## OBIETTIVO DELL'ESERCIZIO
Cita testualmente la parte del brano sulla sepoltura Chimú che comincia da "La struttura funeraria" e prosegue fino a "ornamentali e cerimoniali.".

## BRANO

Si tratta di sepolture di persone di rango importante e sarebbe la prima struttura funeraria ritrovata intatta di questa civiltà precedente agli inca
Un’importantissima scoperta archeologica arriva in questi giorni dal Perù, dove gli archeologi hanno annunciato il ritrovamento di una struttura funeraria pre-incaica quasi intatta, al cui interno sono stati rinvenuti armi e i resti di 38 individui quasi certamente di ceto elevato. La piattaforma di sepoltura, composta di cinque camere, appartiene alla civiltà Chimú, una delle più importanti culture che fiorirono lungo la costa settentrionale del Perù tra il 900 e il 1470 d.C. il ritrovamento è avvenuto vicino a Chan Chan, nel nord del Perù, nella più grande cittadella in mattoni di fango delle Americhe. Secondo gli studiosi, si tratta della prima sepoltura Chimù trovata intatta, perchè le precedenti tombe di questa civiltà erano state saccheggiate o distrutte.
La struttura funeraria individuata è molto grande: è alta cinque metri e misura 17 metri per lato. Gli scheletri contenuti all’interno erano ornati con orecchini, collane di conchiglie e quarzo, oltre che con copricapi in rame dorato e argento con rame e scatole in legno intagliato con inserti metallici. Sono stati inoltre rinvenuti numerosi oggetti ornamentali e cerimoniali.

## DATI DA ESAMINARE
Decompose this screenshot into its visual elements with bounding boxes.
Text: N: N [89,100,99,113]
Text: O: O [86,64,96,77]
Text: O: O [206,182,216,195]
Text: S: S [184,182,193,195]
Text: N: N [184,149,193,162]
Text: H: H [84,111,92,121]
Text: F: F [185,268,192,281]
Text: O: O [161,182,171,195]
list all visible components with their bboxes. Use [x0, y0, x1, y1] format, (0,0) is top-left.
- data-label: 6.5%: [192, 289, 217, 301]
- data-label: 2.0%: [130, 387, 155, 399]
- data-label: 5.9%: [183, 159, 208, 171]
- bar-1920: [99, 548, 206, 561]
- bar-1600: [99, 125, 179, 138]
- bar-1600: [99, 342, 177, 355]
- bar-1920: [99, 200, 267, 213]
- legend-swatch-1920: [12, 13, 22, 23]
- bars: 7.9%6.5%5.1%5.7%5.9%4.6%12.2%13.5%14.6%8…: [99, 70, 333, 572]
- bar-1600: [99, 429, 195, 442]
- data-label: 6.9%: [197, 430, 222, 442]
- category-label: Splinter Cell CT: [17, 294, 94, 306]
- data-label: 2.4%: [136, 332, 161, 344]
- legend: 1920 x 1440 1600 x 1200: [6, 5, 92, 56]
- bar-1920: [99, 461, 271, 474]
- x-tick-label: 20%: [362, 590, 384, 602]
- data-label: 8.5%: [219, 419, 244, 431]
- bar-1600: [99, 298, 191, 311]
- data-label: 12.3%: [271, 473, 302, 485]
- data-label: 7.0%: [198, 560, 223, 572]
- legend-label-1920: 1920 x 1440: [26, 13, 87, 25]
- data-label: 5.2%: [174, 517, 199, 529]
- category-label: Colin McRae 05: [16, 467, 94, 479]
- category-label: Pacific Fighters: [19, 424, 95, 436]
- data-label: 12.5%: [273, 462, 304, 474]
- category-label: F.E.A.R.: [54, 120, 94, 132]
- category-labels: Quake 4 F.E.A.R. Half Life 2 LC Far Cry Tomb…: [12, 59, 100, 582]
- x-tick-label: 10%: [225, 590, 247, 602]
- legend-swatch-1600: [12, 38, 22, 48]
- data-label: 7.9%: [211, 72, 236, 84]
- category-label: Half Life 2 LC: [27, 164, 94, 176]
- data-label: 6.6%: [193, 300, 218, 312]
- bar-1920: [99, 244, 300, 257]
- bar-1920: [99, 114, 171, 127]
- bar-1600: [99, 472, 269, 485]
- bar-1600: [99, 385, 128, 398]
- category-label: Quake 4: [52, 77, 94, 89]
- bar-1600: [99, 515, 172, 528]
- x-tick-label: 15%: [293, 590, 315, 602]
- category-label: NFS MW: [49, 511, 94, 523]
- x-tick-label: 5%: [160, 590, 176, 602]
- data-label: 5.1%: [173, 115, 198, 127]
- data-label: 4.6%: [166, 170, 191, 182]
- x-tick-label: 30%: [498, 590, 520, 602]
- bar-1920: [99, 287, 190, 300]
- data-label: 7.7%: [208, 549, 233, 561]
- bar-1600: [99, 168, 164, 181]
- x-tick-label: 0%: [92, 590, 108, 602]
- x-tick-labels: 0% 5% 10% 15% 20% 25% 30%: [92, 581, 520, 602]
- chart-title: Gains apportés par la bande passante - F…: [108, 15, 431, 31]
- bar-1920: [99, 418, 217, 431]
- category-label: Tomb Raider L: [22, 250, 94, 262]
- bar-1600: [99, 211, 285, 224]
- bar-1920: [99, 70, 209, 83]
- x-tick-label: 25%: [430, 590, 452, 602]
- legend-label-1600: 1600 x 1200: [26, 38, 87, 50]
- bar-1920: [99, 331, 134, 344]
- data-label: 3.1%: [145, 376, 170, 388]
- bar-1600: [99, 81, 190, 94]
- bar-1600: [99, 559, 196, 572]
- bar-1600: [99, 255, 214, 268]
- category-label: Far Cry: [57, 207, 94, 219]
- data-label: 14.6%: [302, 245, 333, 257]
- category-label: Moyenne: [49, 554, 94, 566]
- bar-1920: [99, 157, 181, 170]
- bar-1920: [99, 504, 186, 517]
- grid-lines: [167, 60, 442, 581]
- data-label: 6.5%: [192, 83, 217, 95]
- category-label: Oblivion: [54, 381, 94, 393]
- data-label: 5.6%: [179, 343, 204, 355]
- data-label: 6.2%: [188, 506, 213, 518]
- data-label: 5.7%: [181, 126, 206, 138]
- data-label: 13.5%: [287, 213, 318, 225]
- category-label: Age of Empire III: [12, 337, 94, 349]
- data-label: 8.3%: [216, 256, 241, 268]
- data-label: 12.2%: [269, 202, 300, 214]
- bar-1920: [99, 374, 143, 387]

## RISPOSTA FINALE
La struttura funeraria individuata è molto grande: è alta cinque metri e misura 17 metri per lato. Gli scheletri contenuti all’interno erano ornati con orecchini, collane di conchiglie e quarzo, oltre che con copricapi in rame dorato e argento con rame e scatole in legno intagliato con inserti metallici. Sono stati inoltre rinvenuti numerosi oggetti ornamentali e cerimoniali.